• [Items]:
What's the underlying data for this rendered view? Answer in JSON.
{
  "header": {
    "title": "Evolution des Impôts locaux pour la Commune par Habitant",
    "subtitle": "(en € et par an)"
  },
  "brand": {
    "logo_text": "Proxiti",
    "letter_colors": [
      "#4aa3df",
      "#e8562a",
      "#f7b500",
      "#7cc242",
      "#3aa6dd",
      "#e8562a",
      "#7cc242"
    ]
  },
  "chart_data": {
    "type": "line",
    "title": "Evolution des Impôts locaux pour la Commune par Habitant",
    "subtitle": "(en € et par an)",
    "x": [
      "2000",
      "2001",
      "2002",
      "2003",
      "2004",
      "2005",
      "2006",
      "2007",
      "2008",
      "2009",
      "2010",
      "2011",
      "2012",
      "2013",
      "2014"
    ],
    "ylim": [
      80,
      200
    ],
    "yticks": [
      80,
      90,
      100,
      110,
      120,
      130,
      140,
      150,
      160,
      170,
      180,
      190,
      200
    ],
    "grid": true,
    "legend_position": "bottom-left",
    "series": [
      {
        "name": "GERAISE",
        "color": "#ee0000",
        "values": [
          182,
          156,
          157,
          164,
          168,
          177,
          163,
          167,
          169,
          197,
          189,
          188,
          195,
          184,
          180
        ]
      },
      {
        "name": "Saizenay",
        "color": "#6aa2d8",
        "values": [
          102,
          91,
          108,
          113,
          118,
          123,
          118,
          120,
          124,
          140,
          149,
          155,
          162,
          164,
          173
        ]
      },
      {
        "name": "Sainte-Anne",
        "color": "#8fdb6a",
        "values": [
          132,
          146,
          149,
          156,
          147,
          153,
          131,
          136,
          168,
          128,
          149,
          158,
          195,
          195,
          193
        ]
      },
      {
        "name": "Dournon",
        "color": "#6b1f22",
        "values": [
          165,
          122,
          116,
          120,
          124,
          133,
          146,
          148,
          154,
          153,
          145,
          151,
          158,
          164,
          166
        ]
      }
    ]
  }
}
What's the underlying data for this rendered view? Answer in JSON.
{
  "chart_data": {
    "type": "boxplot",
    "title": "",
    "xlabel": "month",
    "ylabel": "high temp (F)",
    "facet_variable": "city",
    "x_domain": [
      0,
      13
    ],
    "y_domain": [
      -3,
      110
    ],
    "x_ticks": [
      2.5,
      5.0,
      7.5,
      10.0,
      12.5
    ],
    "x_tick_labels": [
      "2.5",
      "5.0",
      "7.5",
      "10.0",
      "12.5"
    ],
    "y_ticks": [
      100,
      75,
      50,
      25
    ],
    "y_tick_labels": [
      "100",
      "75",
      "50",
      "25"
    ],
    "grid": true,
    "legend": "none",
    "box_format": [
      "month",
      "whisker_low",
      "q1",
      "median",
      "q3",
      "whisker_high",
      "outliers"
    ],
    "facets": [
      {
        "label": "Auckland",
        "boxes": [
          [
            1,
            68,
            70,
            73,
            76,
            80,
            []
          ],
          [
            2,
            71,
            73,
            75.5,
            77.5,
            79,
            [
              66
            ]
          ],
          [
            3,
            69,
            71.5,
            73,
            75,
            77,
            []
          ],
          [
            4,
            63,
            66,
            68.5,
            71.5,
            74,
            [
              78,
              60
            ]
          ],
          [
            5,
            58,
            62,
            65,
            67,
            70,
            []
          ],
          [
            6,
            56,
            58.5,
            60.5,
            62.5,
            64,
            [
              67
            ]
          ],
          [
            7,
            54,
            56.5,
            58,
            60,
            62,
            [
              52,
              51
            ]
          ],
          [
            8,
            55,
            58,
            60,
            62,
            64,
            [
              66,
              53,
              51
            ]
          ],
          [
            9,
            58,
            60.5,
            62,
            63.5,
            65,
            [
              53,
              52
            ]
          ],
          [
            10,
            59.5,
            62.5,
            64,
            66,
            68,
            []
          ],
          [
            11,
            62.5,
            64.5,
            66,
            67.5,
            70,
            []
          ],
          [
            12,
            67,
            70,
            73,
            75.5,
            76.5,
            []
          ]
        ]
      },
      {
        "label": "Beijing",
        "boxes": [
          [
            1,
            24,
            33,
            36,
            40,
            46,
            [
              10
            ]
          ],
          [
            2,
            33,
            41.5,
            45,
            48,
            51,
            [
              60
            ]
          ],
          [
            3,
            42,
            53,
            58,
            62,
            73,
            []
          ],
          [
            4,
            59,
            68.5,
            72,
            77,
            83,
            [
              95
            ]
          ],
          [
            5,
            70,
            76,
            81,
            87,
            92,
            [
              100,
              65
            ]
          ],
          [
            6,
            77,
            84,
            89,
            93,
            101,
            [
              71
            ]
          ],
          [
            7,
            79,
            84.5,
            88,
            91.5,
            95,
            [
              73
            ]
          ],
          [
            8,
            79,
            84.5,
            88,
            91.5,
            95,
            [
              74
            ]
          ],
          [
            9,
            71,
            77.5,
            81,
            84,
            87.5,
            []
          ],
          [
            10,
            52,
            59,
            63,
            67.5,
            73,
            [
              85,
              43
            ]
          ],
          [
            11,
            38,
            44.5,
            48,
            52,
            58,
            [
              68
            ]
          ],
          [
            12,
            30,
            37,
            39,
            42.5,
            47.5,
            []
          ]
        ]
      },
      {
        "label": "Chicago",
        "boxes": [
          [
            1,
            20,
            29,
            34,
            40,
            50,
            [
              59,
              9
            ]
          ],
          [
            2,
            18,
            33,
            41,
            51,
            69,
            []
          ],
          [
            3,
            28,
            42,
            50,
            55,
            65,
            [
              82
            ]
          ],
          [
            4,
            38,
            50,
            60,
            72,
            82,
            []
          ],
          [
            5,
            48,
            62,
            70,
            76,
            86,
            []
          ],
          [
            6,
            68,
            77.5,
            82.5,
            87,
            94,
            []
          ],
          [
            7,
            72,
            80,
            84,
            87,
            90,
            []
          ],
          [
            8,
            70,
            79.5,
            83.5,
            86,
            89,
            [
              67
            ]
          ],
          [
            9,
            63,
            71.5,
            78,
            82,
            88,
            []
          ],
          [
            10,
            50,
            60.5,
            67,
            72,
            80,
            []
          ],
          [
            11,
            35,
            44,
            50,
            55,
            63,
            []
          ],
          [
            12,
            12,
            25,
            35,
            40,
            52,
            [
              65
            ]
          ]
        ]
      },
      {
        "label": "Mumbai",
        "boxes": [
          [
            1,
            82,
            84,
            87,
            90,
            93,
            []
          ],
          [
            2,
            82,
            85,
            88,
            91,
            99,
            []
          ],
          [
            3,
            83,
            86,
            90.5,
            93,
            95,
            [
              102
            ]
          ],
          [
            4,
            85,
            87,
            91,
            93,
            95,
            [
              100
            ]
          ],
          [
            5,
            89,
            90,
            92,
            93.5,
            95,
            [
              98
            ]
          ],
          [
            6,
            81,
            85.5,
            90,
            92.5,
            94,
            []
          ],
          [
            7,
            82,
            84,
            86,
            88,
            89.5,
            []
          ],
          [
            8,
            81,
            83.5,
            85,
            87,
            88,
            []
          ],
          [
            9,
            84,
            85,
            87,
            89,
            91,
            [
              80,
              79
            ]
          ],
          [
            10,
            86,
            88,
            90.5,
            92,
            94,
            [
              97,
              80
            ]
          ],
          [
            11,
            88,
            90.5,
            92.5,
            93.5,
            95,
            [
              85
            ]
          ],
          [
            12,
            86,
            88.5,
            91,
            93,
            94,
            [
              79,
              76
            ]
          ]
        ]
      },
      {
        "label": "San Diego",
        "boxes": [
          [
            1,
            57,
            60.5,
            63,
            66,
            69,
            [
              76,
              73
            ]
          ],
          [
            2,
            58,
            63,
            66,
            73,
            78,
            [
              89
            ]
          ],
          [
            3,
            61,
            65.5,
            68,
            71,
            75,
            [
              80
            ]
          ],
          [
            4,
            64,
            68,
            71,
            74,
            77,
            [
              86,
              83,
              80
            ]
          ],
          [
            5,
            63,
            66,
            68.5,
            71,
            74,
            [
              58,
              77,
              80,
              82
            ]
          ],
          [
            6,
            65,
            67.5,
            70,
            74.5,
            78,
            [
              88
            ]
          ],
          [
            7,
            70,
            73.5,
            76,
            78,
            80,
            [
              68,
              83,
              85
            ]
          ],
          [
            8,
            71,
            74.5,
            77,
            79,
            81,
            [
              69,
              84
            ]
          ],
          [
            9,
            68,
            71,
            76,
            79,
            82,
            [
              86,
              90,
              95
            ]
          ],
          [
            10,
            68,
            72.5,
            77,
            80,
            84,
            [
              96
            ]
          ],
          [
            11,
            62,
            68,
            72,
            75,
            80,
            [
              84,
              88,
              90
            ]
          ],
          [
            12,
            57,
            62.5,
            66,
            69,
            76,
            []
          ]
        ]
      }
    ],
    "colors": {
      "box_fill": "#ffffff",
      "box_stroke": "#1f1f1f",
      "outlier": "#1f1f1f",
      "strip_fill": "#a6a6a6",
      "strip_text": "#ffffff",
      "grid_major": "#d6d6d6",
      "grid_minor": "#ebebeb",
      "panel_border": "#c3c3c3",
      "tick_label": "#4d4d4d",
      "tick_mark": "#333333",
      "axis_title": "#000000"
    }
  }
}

• [Given problem]:
In the records above, locate the lines holding the word "subtitle". Copy each of them.

• [Solution to the exercise]:
    "subtitle": "(en € et par an)"
    "subtitle": "(en € et par an)",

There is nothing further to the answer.